--- Challenge ---
Copy out the lines that include the word "text".

───── Task inputs

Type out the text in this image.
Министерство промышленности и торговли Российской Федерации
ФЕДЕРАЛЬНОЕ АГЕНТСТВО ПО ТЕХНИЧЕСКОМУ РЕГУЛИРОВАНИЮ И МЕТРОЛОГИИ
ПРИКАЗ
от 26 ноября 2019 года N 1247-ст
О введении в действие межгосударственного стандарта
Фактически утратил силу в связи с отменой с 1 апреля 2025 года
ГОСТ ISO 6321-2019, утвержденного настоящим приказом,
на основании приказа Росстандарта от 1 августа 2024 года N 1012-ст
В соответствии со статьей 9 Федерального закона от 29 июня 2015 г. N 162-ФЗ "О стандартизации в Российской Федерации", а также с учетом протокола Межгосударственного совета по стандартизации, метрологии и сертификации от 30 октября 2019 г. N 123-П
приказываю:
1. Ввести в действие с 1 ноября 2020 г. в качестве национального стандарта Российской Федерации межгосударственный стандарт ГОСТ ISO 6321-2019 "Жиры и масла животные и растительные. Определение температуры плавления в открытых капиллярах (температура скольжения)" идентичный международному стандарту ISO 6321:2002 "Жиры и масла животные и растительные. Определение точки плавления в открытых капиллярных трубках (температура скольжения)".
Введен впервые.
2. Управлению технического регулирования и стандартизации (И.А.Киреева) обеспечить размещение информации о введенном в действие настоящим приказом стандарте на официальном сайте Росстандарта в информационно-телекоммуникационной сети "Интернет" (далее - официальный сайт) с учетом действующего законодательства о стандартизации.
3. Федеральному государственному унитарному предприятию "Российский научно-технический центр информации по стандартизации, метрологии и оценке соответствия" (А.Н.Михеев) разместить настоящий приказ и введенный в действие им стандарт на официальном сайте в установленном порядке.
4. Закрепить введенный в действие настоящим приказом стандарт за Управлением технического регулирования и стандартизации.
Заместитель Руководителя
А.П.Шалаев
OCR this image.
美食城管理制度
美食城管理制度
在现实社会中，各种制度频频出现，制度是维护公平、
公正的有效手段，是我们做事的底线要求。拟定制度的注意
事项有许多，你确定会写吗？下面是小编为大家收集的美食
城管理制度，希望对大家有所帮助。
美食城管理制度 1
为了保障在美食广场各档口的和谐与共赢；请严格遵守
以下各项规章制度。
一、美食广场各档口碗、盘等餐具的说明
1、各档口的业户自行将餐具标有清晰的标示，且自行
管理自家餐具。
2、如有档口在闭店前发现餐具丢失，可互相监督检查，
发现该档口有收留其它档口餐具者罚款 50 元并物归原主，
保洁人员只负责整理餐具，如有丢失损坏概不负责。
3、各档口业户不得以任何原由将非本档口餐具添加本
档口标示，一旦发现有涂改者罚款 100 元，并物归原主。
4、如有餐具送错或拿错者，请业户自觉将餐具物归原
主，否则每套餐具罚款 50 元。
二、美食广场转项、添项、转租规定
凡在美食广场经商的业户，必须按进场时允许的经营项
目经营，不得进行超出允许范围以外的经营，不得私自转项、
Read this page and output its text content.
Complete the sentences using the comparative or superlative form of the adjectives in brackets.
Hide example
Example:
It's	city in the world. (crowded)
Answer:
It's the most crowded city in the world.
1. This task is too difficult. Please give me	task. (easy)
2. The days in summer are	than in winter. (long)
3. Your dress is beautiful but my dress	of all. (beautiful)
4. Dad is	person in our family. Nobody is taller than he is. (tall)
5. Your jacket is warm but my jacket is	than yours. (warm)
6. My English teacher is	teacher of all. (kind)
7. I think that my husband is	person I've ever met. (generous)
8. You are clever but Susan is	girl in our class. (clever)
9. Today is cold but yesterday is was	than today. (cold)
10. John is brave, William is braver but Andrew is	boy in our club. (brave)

──────────

--- Worked solution ---
Type out the text in this image.
Read this page and output its text content.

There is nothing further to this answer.